(Source data)
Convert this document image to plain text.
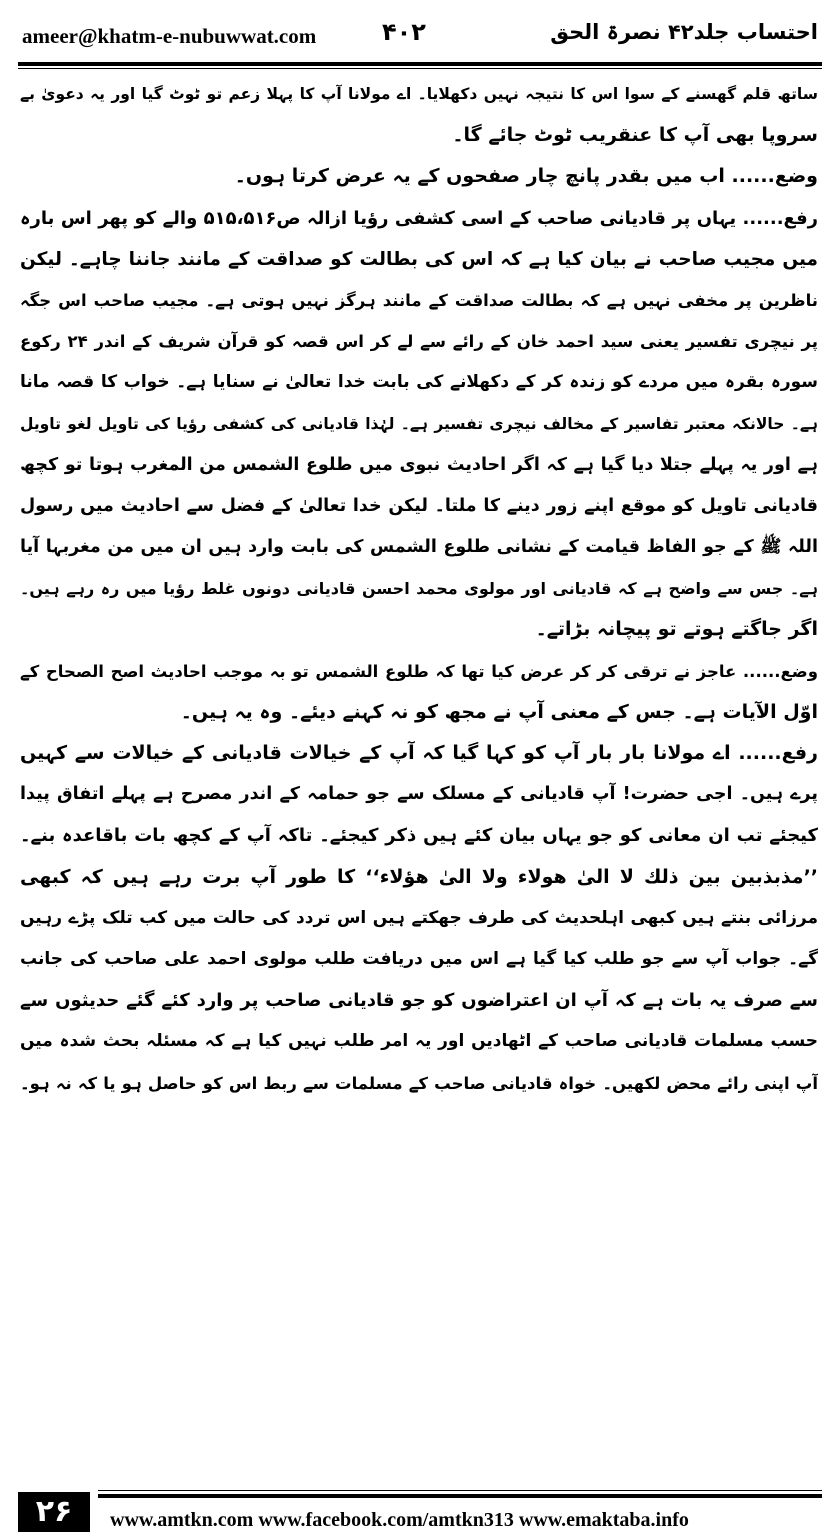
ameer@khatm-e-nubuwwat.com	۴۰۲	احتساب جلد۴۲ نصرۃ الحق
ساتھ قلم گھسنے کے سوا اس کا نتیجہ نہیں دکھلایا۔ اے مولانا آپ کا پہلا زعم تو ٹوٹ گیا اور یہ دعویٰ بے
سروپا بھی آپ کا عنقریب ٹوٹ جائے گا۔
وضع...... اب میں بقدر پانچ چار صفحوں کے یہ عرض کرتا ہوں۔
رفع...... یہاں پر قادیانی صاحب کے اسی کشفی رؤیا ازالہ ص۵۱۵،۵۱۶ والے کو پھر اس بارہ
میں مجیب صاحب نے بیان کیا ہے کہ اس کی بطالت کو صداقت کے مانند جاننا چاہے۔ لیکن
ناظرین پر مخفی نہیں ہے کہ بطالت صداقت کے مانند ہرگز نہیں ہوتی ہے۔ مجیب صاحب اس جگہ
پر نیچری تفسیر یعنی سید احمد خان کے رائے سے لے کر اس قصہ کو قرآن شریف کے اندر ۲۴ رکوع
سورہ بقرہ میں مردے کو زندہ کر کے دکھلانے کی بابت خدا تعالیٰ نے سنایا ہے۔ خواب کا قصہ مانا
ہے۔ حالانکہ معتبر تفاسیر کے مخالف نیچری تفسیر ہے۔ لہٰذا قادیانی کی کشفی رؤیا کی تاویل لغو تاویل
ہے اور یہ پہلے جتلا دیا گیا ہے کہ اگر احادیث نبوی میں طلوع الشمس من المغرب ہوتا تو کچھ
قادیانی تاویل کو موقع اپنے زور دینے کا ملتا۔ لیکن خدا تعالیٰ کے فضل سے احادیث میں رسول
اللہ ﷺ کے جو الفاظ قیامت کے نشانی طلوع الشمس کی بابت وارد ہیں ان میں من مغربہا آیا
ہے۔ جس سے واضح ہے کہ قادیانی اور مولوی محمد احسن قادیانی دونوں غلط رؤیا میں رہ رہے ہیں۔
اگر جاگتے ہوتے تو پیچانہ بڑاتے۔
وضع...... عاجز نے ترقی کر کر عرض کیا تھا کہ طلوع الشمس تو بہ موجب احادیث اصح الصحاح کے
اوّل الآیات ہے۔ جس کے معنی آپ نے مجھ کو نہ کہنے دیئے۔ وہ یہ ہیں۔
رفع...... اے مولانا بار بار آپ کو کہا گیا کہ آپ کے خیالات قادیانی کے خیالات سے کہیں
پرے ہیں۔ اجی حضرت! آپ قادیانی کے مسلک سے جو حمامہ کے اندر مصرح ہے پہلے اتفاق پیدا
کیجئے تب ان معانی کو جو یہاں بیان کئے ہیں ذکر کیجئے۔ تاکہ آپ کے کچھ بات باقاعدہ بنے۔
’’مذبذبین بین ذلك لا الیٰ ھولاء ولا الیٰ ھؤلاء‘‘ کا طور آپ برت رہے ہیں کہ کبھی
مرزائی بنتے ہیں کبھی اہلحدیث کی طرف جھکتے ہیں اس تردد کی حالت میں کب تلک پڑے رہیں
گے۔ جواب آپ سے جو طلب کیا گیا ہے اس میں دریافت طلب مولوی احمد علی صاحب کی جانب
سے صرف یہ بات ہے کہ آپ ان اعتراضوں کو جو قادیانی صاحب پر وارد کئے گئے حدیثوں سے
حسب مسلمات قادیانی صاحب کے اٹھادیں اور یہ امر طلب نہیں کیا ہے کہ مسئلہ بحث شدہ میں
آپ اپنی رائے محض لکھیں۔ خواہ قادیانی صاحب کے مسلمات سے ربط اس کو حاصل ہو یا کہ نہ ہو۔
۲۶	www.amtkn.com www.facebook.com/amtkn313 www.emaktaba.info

* * *

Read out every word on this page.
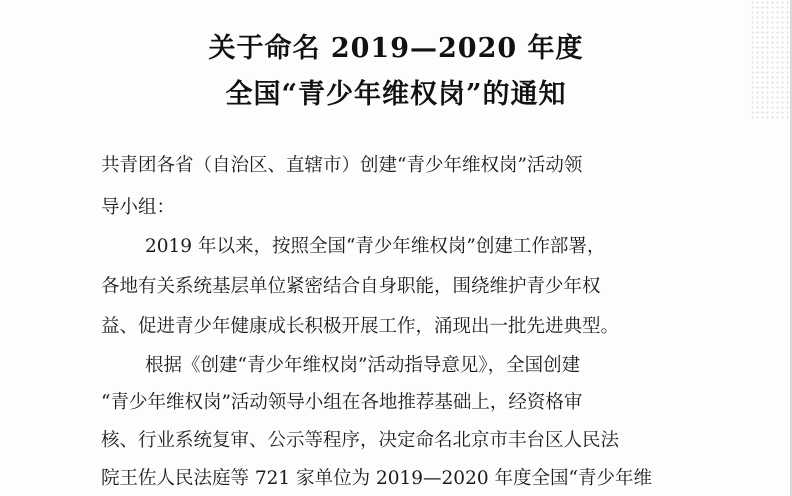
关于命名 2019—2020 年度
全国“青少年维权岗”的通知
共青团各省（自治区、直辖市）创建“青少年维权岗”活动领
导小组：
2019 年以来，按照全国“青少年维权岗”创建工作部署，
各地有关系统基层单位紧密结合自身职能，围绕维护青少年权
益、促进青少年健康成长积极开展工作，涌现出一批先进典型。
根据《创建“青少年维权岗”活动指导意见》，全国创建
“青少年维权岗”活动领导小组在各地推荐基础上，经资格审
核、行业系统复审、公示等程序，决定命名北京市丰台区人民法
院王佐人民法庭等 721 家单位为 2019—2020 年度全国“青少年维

-- What the exercise asks --
Find every line with the word "نہیں" and state how many there are, with no other words.

-- Result for this exercise --
3